- WRITTEN PROBLEM
In the listing that follows, count every line with the word "накладная" in it and write only the total.

- STORED ROWS
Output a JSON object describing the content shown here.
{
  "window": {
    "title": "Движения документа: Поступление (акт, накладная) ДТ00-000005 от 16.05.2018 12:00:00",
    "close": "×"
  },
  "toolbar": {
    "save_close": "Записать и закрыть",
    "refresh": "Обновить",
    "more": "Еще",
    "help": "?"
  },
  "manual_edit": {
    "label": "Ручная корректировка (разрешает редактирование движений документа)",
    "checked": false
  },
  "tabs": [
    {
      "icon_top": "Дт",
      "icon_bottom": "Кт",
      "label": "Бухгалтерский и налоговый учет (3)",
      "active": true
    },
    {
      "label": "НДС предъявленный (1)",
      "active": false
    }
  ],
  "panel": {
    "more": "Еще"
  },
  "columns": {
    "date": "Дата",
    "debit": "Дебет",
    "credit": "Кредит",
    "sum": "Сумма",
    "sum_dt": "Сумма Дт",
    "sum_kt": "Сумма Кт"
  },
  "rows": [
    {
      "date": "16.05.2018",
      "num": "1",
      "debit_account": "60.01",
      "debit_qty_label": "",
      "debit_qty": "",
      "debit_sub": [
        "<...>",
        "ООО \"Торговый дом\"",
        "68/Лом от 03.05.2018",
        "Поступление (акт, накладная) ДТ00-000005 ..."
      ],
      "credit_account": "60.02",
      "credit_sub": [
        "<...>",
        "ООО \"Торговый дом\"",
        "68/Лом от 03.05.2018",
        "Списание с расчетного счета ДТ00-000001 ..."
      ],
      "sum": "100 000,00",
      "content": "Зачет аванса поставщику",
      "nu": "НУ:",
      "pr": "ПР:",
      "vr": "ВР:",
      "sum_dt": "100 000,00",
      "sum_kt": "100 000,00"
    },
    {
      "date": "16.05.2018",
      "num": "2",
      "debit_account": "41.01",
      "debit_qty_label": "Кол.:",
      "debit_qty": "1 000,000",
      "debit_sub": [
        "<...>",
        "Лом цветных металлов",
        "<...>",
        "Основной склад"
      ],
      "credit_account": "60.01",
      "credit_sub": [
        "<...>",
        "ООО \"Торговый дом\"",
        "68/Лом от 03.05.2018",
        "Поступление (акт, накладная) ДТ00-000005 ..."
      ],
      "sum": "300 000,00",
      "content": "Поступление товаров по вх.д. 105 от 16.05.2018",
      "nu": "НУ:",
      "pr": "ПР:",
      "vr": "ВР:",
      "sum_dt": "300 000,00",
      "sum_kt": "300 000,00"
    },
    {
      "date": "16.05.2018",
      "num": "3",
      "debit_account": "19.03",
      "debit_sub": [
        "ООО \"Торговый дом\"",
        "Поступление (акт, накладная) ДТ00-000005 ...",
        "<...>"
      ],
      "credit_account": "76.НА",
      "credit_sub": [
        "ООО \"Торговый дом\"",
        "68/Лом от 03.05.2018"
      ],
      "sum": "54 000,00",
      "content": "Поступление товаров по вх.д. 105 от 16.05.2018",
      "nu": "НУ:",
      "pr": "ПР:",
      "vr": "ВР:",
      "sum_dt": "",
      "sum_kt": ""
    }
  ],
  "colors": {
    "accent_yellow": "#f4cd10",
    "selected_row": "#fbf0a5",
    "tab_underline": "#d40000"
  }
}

- FULL OUTPUT
4